--- BEGIN PROVIDED MATERIAL ---

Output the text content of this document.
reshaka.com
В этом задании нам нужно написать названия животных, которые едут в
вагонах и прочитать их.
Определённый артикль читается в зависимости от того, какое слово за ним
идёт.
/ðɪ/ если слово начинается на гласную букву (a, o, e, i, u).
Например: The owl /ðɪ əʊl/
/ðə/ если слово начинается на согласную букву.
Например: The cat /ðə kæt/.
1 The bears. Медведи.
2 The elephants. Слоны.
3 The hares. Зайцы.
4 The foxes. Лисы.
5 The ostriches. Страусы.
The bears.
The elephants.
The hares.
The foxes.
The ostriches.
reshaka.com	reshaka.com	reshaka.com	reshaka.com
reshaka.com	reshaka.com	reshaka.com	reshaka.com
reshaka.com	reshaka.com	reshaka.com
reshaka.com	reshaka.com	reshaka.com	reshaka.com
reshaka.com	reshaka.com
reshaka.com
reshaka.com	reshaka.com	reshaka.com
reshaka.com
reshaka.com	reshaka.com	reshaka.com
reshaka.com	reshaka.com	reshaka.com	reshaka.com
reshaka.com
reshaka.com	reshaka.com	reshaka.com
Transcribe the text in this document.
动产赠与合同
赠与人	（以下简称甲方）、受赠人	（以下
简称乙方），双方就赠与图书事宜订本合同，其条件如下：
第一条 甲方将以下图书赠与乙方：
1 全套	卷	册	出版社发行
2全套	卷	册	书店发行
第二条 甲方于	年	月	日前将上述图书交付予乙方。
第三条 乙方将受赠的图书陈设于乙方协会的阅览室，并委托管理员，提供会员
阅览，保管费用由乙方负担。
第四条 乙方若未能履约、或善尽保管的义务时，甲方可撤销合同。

--- END PROVIDED MATERIAL ---

# INSTRUCTIONS FOR THE TASK
Extract each entry in full, exactly as given.

# WRITTEN RESPONSE
Output the text content of this document.
reshaka.com
В этом задании нам нужно написать названия животных, которые едут в
вагонах и прочитать их.
Определённый артикль читается в зависимости от того, какое слово за ним
идёт.
/ðɪ/ если слово начинается на гласную букву (a, o, e, i, u).
Например: The owl /ðɪ əʊl/
/ðə/ если слово начинается на согласную букву.
Например: The cat /ðə kæt/.
1 The bears. Медведи.
2 The elephants. Слоны.
3 The hares. Зайцы.
4 The foxes. Лисы.
5 The ostriches. Страусы.
The bears.
The elephants.
The hares.
The foxes.
The ostriches.
reshaka.com	reshaka.com	reshaka.com	reshaka.com
reshaka.com	reshaka.com	reshaka.com	reshaka.com
reshaka.com	reshaka.com	reshaka.com
reshaka.com	reshaka.com	reshaka.com	reshaka.com
reshaka.com	reshaka.com
reshaka.com
reshaka.com	reshaka.com	reshaka.com
reshaka.com
reshaka.com	reshaka.com	reshaka.com
reshaka.com	reshaka.com	reshaka.com	reshaka.com
reshaka.com
reshaka.com	reshaka.com	reshaka.com
Transcribe the text in this document.
动产赠与合同
赠与人	（以下简称甲方）、受赠人	（以下
简称乙方），双方就赠与图书事宜订本合同，其条件如下：
第一条 甲方将以下图书赠与乙方：
1 全套	卷	册	出版社发行
2全套	卷	册	书店发行
第二条 甲方于	年	月	日前将上述图书交付予乙方。
第三条 乙方将受赠的图书陈设于乙方协会的阅览室，并委托管理员，提供会员
阅览，保管费用由乙方负担。
第四条 乙方若未能履约、或善尽保管的义务时，甲方可撤销合同。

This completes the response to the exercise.